▶ [Exercise aim]
Copy out the whole listing exactly as written, leaving the pictures behind.

(Dataset rows about figures)
>>>

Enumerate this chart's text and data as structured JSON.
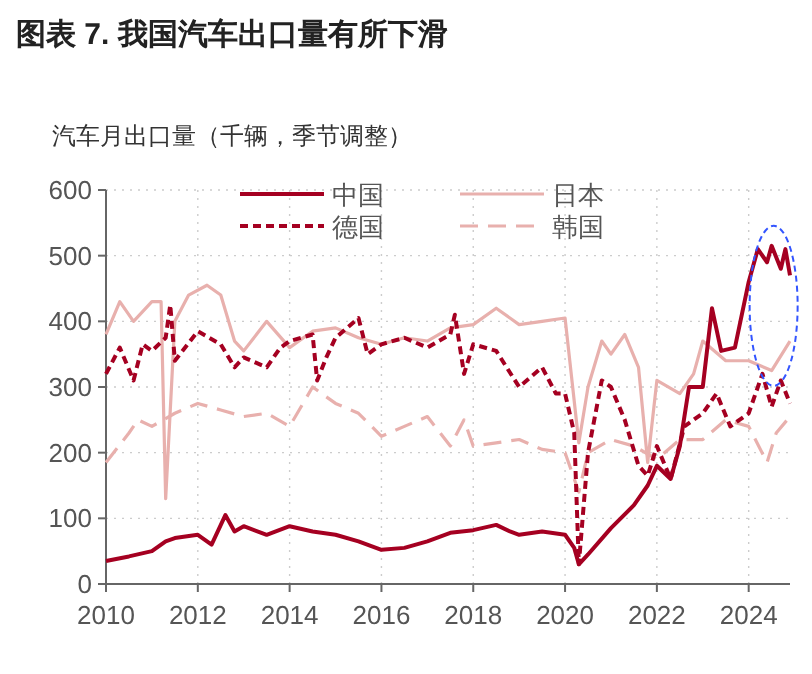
{
  "chart_data": {
    "type": "line",
    "title": "图表 7. 我国汽车出口量有所下滑",
    "ylabel": "汽车月出口量（千辆，季节调整）",
    "xlim": [
      2010,
      2024.9
    ],
    "xticks": [
      2010,
      2012,
      2014,
      2016,
      2018,
      2020,
      2022,
      2024
    ],
    "ylim": [
      0,
      600
    ],
    "yticks": [
      0,
      100,
      200,
      300,
      400,
      500,
      600
    ],
    "grid": true,
    "legend": "top",
    "marker": "none",
    "series": [
      {
        "name": "中国",
        "color": "#a50021",
        "line_style": "solid",
        "x": [
          2010,
          2010.5,
          2011,
          2011.3,
          2011.5,
          2012,
          2012.3,
          2012.6,
          2012.8,
          2013,
          2013.5,
          2014,
          2014.5,
          2015,
          2015.5,
          2016,
          2016.5,
          2017,
          2017.5,
          2018,
          2018.5,
          2018.8,
          2019,
          2019.5,
          2020,
          2020.2,
          2020.3,
          2020.5,
          2021,
          2021.5,
          2021.8,
          2022,
          2022.3,
          2022.5,
          2022.7,
          2023,
          2023.2,
          2023.4,
          2023.7,
          2024,
          2024.2,
          2024.4,
          2024.5,
          2024.7,
          2024.8,
          2024.9
        ],
        "values": [
          35,
          42,
          50,
          65,
          70,
          75,
          60,
          105,
          80,
          88,
          75,
          88,
          80,
          75,
          65,
          52,
          55,
          65,
          78,
          82,
          90,
          80,
          75,
          80,
          75,
          55,
          30,
          45,
          85,
          120,
          150,
          180,
          160,
          210,
          300,
          300,
          420,
          355,
          360,
          460,
          510,
          490,
          515,
          480,
          510,
          470
        ]
      },
      {
        "name": "日本",
        "color": "#e8b0ad",
        "line_style": "solid",
        "x": [
          2010,
          2010.3,
          2010.6,
          2011,
          2011.2,
          2011.3,
          2011.5,
          2011.8,
          2012.2,
          2012.5,
          2012.8,
          2013,
          2013.5,
          2014,
          2014.5,
          2015,
          2015.5,
          2016,
          2016.5,
          2017,
          2017.5,
          2018,
          2018.5,
          2019,
          2019.5,
          2020,
          2020.3,
          2020.5,
          2020.8,
          2021,
          2021.3,
          2021.6,
          2021.8,
          2022,
          2022.5,
          2022.8,
          2023,
          2023.5,
          2024,
          2024.5,
          2024.9
        ],
        "values": [
          380,
          430,
          400,
          430,
          430,
          130,
          400,
          440,
          455,
          440,
          370,
          355,
          400,
          360,
          385,
          390,
          375,
          365,
          375,
          370,
          390,
          395,
          420,
          395,
          400,
          405,
          215,
          300,
          370,
          350,
          380,
          330,
          185,
          310,
          290,
          320,
          370,
          340,
          340,
          325,
          370
        ]
      },
      {
        "name": "德国",
        "color": "#a50021",
        "line_style": "dashed",
        "x": [
          2010,
          2010.3,
          2010.6,
          2010.8,
          2011,
          2011.3,
          2011.4,
          2011.5,
          2012,
          2012.5,
          2012.8,
          2013,
          2013.5,
          2013.8,
          2014,
          2014.5,
          2014.6,
          2014.8,
          2015,
          2015.5,
          2015.7,
          2016,
          2016.5,
          2017,
          2017.5,
          2017.6,
          2017.8,
          2018,
          2018.5,
          2019,
          2019.5,
          2019.8,
          2020,
          2020.2,
          2020.3,
          2020.5,
          2020.8,
          2021,
          2021.3,
          2021.6,
          2021.8,
          2022,
          2022.3,
          2022.6,
          2023,
          2023.3,
          2023.6,
          2024,
          2024.3,
          2024.5,
          2024.7,
          2024.9
        ],
        "values": [
          320,
          360,
          310,
          365,
          355,
          375,
          425,
          340,
          385,
          365,
          330,
          345,
          330,
          360,
          370,
          380,
          310,
          345,
          375,
          405,
          350,
          365,
          375,
          360,
          380,
          410,
          320,
          365,
          355,
          300,
          330,
          290,
          290,
          230,
          30,
          200,
          310,
          300,
          250,
          180,
          165,
          210,
          160,
          240,
          260,
          290,
          240,
          260,
          320,
          270,
          310,
          275
        ]
      },
      {
        "name": "韩国",
        "color": "#e8b0ad",
        "line_style": "dashed",
        "x": [
          2010,
          2010.5,
          2010.7,
          2011,
          2011.5,
          2012,
          2012.5,
          2013,
          2013.5,
          2014,
          2014.5,
          2015,
          2015.5,
          2016,
          2016.5,
          2017,
          2017.5,
          2017.8,
          2018,
          2018.5,
          2019,
          2019.5,
          2020,
          2020.3,
          2020.5,
          2021,
          2021.5,
          2022,
          2022.5,
          2023,
          2023.5,
          2024,
          2024.4,
          2024.6,
          2024.9
        ],
        "values": [
          185,
          230,
          250,
          240,
          260,
          275,
          265,
          255,
          260,
          240,
          300,
          275,
          260,
          225,
          240,
          255,
          210,
          250,
          210,
          215,
          220,
          205,
          200,
          140,
          200,
          220,
          210,
          190,
          220,
          220,
          250,
          240,
          185,
          230,
          255
        ]
      }
    ]
  }
}
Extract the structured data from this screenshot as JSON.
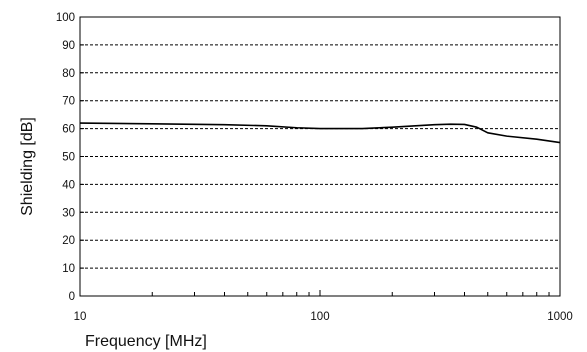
{
  "chart_data": {
    "type": "line",
    "xlabel": "Frequency [MHz]",
    "ylabel": "Shielding [dB]",
    "x_scale": "log",
    "xlim": [
      10,
      1000
    ],
    "ylim": [
      0,
      100
    ],
    "x_ticks": [
      10,
      100,
      1000
    ],
    "x_tick_labels": [
      "10",
      "100",
      "1000"
    ],
    "y_ticks": [
      0,
      10,
      20,
      30,
      40,
      50,
      60,
      70,
      80,
      90,
      100
    ],
    "y_tick_labels": [
      "0",
      "10",
      "20",
      "30",
      "40",
      "50",
      "60",
      "70",
      "80",
      "90",
      "100"
    ],
    "grid": "horizontal-dashed",
    "series": [
      {
        "x": [
          10,
          20,
          40,
          60,
          80,
          100,
          150,
          200,
          250,
          300,
          350,
          400,
          450,
          500,
          600,
          800,
          1000
        ],
        "y": [
          62,
          61.7,
          61.4,
          61,
          60.3,
          60,
          60,
          60.5,
          61,
          61.4,
          61.6,
          61.5,
          60.5,
          58.5,
          57.3,
          56.2,
          55
        ]
      }
    ]
  }
}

<<<

▶ [Result of the exercise]
Enumerate this chart's text and data as structured JSON.
{
  "chart_data": {
    "type": "line",
    "title": "图表 7. 我国汽车出口量有所下滑",
    "ylabel": "汽车月出口量（千辆，季节调整）",
    "xlim": [
      2010,
      2024.9
    ],
    "xticks": [
      2010,
      2012,
      2014,
      2016,
      2018,
      2020,
      2022,
      2024
    ],
    "ylim": [
      0,
      600
    ],
    "yticks": [
      0,
      100,
      200,
      300,
      400,
      500,
      600
    ],
    "grid": true,
    "legend": "top",
    "marker": "none",
    "series": [
      {
        "name": "中国",
        "color": "#a50021",
        "line_style": "solid",
        "x": [
          2010,
          2010.5,
          2011,
          2011.3,
          2011.5,
          2012,
          2012.3,
          2012.6,
          2012.8,
          2013,
          2013.5,
          2014,
          2014.5,
          2015,
          2015.5,
          2016,
          2016.5,
          2017,
          2017.5,
          2018,
          2018.5,
          2018.8,
          2019,
          2019.5,
          2020,
          2020.2,
          2020.3,
          2020.5,
          2021,
          2021.5,
          2021.8,
          2022,
          2022.3,
          2022.5,
          2022.7,
          2023,
          2023.2,
          2023.4,
          2023.7,
          2024,
          2024.2,
          2024.4,
          2024.5,
          2024.7,
          2024.8,
          2024.9
        ],
        "values": [
          35,
          42,
          50,
          65,
          70,
          75,
          60,
          105,
          80,
          88,
          75,
          88,
          80,
          75,
          65,
          52,
          55,
          65,
          78,
          82,
          90,
          80,
          75,
          80,
          75,
          55,
          30,
          45,
          85,
          120,
          150,
          180,
          160,
          210,
          300,
          300,
          420,
          355,
          360,
          460,
          510,
          490,
          515,
          480,
          510,
          470
        ]
      },
      {
        "name": "日本",
        "color": "#e8b0ad",
        "line_style": "solid",
        "x": [
          2010,
          2010.3,
          2010.6,
          2011,
          2011.2,
          2011.3,
          2011.5,
          2011.8,
          2012.2,
          2012.5,
          2012.8,
          2013,
          2013.5,
          2014,
          2014.5,
          2015,
          2015.5,
          2016,
          2016.5,
          2017,
          2017.5,
          2018,
          2018.5,
          2019,
          2019.5,
          2020,
          2020.3,
          2020.5,
          2020.8,
          2021,
          2021.3,
          2021.6,
          2021.8,
          2022,
          2022.5,
          2022.8,
          2023,
          2023.5,
          2024,
          2024.5,
          2024.9
        ],
        "values": [
          380,
          430,
          400,
          430,
          430,
          130,
          400,
          440,
          455,
          440,
          370,
          355,
          400,
          360,
          385,
          390,
          375,
          365,
          375,
          370,
          390,
          395,
          420,
          395,
          400,
          405,
          215,
          300,
          370,
          350,
          380,
          330,
          185,
          310,
          290,
          320,
          370,
          340,
          340,
          325,
          370
        ]
      },
      {
        "name": "德国",
        "color": "#a50021",
        "line_style": "dashed",
        "x": [
          2010,
          2010.3,
          2010.6,
          2010.8,
          2011,
          2011.3,
          2011.4,
          2011.5,
          2012,
          2012.5,
          2012.8,
          2013,
          2013.5,
          2013.8,
          2014,
          2014.5,
          2014.6,
          2014.8,
          2015,
          2015.5,
          2015.7,
          2016,
          2016.5,
          2017,
          2017.5,
          2017.6,
          2017.8,
          2018,
          2018.5,
          2019,
          2019.5,
          2019.8,
          2020,
          2020.2,
          2020.3,
          2020.5,
          2020.8,
          2021,
          2021.3,
          2021.6,
          2021.8,
          2022,
          2022.3,
          2022.6,
          2023,
          2023.3,
          2023.6,
          2024,
          2024.3,
          2024.5,
          2024.7,
          2024.9
        ],
        "values": [
          320,
          360,
          310,
          365,
          355,
          375,
          425,
          340,
          385,
          365,
          330,
          345,
          330,
          360,
          370,
          380,
          310,
          345,
          375,
          405,
          350,
          365,
          375,
          360,
          380,
          410,
          320,
          365,
          355,
          300,
          330,
          290,
          290,
          230,
          30,
          200,
          310,
          300,
          250,
          180,
          165,
          210,
          160,
          240,
          260,
          290,
          240,
          260,
          320,
          270,
          310,
          275
        ]
      },
      {
        "name": "韩国",
        "color": "#e8b0ad",
        "line_style": "dashed",
        "x": [
          2010,
          2010.5,
          2010.7,
          2011,
          2011.5,
          2012,
          2012.5,
          2013,
          2013.5,
          2014,
          2014.5,
          2015,
          2015.5,
          2016,
          2016.5,
          2017,
          2017.5,
          2017.8,
          2018,
          2018.5,
          2019,
          2019.5,
          2020,
          2020.3,
          2020.5,
          2021,
          2021.5,
          2022,
          2022.5,
          2023,
          2023.5,
          2024,
          2024.4,
          2024.6,
          2024.9
        ],
        "values": [
          185,
          230,
          250,
          240,
          260,
          275,
          265,
          255,
          260,
          240,
          300,
          275,
          260,
          225,
          240,
          255,
          210,
          250,
          210,
          215,
          220,
          205,
          200,
          140,
          200,
          220,
          210,
          190,
          220,
          220,
          250,
          240,
          185,
          230,
          255
        ]
      }
    ]
  }
}
Extract the structured data from this screenshot as JSON.
{
  "chart_data": {
    "type": "line",
    "xlabel": "Frequency [MHz]",
    "ylabel": "Shielding [dB]",
    "x_scale": "log",
    "xlim": [
      10,
      1000
    ],
    "ylim": [
      0,
      100
    ],
    "x_ticks": [
      10,
      100,
      1000
    ],
    "x_tick_labels": [
      "10",
      "100",
      "1000"
    ],
    "y_ticks": [
      0,
      10,
      20,
      30,
      40,
      50,
      60,
      70,
      80,
      90,
      100
    ],
    "y_tick_labels": [
      "0",
      "10",
      "20",
      "30",
      "40",
      "50",
      "60",
      "70",
      "80",
      "90",
      "100"
    ],
    "grid": "horizontal-dashed",
    "series": [
      {
        "x": [
          10,
          20,
          40,
          60,
          80,
          100,
          150,
          200,
          250,
          300,
          350,
          400,
          450,
          500,
          600,
          800,
          1000
        ],
        "y": [
          62,
          61.7,
          61.4,
          61,
          60.3,
          60,
          60,
          60.5,
          61,
          61.4,
          61.6,
          61.5,
          60.5,
          58.5,
          57.3,
          56.2,
          55
        ]
      }
    ]
  }
}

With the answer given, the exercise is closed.